| Layout dataset entries |
┏━━
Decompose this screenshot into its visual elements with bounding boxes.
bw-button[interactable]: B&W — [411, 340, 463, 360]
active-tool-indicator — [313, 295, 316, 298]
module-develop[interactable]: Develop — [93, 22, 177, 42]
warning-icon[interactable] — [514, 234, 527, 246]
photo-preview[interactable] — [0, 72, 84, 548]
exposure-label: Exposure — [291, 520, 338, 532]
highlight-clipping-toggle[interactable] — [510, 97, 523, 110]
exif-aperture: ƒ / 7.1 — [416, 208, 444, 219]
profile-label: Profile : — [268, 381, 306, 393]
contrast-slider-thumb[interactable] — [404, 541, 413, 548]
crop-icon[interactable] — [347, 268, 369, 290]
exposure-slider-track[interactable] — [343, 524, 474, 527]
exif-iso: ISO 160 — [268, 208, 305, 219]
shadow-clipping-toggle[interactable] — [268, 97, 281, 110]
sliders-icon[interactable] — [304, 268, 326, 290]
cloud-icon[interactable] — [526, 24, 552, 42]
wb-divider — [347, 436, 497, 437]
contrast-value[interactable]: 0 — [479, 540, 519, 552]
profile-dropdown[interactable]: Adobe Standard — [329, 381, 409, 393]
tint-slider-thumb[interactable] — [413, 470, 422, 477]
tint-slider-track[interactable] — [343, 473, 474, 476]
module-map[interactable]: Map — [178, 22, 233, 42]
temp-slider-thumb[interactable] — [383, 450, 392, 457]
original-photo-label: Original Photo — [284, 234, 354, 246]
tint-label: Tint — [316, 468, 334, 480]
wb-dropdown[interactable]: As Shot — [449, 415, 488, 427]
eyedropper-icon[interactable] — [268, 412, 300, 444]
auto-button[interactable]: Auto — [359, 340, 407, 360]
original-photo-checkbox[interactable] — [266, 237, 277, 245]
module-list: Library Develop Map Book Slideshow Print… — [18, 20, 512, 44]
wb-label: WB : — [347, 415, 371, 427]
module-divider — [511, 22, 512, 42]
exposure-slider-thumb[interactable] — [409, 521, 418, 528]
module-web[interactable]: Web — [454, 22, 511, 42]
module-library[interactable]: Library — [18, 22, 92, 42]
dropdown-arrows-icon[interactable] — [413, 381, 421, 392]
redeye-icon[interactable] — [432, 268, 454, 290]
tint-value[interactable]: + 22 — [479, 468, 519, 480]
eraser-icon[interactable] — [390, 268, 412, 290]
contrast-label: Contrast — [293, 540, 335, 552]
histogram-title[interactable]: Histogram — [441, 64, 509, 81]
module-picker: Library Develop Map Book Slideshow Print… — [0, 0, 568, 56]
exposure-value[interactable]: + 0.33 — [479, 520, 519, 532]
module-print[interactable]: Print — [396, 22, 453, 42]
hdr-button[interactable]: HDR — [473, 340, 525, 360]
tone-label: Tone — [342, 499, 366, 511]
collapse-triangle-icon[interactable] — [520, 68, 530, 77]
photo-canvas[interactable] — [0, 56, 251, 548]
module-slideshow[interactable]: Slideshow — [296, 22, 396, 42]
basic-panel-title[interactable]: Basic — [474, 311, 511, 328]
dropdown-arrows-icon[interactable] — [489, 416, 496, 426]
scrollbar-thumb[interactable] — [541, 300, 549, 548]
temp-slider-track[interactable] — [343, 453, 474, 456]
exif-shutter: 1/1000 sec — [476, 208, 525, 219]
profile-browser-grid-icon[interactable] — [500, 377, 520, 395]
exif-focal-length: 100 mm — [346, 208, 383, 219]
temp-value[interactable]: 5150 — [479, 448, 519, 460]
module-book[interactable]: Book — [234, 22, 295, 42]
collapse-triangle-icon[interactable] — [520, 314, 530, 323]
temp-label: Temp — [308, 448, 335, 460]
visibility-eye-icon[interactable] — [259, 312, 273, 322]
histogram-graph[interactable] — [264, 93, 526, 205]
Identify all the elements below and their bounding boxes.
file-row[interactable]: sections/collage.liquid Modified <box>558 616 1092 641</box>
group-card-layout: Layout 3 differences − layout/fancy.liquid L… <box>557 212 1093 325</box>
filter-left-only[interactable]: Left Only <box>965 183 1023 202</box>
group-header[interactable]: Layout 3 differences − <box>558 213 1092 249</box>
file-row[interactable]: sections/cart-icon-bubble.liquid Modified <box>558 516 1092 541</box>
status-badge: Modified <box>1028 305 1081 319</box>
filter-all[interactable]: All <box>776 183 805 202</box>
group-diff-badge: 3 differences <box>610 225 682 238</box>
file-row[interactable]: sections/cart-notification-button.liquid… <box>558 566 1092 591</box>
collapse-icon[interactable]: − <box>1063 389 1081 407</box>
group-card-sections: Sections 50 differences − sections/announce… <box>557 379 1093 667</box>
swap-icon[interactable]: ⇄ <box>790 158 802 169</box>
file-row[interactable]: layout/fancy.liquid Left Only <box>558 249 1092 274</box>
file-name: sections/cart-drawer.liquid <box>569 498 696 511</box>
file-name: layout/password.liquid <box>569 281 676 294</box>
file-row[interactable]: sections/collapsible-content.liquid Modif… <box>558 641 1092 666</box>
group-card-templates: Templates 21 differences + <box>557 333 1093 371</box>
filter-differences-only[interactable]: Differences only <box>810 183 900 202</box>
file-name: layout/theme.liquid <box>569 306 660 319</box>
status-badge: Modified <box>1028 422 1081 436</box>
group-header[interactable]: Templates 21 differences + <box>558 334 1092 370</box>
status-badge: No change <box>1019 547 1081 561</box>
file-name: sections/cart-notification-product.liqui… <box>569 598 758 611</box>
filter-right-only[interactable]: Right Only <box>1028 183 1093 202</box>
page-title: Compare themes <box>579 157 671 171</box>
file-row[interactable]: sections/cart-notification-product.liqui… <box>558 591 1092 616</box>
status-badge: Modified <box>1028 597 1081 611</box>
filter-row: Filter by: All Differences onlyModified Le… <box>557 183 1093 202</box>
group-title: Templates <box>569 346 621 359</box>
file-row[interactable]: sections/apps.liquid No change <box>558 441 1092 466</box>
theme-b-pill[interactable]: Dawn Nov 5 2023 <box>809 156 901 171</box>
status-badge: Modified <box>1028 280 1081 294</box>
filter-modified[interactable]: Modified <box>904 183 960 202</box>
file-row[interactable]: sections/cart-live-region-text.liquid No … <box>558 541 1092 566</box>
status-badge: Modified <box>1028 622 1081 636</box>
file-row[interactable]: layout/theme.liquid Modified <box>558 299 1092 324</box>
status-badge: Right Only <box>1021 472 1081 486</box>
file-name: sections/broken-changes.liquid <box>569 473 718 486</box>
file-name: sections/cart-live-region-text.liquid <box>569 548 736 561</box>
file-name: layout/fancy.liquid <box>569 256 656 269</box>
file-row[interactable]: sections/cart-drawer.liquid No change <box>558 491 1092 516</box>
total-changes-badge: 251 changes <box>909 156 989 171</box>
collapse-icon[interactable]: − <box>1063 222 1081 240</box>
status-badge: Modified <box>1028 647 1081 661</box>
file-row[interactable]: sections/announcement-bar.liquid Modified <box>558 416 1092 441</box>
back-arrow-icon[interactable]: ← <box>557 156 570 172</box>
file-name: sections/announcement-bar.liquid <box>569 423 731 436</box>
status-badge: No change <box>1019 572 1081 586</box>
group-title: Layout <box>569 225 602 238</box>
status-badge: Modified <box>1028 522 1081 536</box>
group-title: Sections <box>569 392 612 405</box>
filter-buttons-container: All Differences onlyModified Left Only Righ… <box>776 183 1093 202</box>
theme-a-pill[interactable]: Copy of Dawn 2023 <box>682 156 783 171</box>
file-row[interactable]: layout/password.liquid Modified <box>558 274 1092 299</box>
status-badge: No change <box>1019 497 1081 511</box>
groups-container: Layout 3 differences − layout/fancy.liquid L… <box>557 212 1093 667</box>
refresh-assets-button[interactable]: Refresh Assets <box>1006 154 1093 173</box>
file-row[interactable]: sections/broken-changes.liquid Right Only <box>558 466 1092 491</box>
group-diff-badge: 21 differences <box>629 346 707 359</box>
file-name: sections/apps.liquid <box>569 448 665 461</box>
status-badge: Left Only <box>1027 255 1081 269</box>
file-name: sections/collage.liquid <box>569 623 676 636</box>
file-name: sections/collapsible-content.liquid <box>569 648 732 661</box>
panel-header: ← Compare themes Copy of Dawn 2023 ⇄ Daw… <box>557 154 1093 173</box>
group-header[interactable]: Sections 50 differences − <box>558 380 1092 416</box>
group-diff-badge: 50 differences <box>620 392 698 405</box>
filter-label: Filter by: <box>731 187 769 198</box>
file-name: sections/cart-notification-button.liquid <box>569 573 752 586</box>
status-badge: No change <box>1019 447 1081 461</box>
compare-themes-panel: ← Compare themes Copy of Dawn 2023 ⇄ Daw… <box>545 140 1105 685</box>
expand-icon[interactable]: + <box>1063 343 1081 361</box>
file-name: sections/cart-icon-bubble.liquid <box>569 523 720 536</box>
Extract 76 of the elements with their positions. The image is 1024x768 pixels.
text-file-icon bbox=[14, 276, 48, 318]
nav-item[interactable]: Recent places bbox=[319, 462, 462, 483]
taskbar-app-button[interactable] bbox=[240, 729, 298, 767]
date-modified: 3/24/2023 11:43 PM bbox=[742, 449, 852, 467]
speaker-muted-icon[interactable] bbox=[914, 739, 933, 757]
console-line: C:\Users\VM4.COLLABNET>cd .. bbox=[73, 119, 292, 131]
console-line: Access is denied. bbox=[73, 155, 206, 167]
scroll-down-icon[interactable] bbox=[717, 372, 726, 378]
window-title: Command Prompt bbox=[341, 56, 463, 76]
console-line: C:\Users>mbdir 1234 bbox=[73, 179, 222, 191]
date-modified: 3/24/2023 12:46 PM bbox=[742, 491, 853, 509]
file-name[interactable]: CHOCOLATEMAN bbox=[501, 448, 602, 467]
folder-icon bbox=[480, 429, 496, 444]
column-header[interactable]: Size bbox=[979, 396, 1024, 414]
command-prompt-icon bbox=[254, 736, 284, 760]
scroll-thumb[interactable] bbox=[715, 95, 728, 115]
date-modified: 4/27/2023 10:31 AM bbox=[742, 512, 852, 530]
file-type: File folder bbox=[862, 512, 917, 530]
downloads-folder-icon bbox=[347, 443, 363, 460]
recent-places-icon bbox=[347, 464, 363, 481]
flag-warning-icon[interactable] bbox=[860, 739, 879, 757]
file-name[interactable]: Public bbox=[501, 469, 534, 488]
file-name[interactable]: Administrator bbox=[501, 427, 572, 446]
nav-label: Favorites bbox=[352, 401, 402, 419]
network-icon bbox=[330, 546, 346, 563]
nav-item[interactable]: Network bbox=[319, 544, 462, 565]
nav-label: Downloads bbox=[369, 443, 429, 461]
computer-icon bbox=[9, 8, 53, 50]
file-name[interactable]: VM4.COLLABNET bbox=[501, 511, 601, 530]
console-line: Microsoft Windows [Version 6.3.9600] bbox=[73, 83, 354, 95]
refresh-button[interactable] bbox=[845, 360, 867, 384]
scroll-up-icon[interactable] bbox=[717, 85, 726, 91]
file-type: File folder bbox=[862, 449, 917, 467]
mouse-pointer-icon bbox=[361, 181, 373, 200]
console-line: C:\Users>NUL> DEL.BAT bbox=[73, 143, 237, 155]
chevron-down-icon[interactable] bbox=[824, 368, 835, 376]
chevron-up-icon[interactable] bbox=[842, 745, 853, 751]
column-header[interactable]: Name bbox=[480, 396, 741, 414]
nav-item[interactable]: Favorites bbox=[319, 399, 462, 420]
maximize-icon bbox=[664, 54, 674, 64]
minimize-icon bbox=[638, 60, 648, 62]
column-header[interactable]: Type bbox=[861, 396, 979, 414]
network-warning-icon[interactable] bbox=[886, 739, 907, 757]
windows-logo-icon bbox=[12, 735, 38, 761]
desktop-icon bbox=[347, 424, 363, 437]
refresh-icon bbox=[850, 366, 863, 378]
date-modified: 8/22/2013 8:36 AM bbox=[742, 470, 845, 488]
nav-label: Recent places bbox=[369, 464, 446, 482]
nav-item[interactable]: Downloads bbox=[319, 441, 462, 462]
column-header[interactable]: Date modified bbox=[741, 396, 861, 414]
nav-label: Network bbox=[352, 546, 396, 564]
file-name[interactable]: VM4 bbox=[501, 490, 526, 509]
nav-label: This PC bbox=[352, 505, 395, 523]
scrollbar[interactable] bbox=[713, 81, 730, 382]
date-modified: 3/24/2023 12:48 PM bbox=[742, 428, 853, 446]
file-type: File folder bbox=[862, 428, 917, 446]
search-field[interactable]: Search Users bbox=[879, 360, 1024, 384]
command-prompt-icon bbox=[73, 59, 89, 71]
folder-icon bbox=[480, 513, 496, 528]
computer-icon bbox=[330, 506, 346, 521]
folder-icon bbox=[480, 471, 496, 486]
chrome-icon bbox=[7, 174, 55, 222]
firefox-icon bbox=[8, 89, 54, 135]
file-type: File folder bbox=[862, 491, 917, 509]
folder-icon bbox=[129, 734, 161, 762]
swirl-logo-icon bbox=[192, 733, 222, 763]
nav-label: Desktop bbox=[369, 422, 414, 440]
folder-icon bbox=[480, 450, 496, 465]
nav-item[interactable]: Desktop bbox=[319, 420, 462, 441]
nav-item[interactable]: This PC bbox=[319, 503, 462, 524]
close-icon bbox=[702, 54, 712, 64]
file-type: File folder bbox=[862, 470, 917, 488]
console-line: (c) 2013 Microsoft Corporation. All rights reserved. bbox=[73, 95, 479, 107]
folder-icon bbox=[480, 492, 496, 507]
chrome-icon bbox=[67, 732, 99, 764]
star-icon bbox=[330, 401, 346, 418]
┗━━
Quote the lines starting at the first line of the layout dataset entries and ending at the line that contains "module-develop[interactable]: Develop —".

Decompose this screenshot into its visual elements with bounding boxes.
bw-button[interactable]: B&W — [411, 340, 463, 360]
active-tool-indicator — [313, 295, 316, 298]
module-develop[interactable]: Develop — [93, 22, 177, 42]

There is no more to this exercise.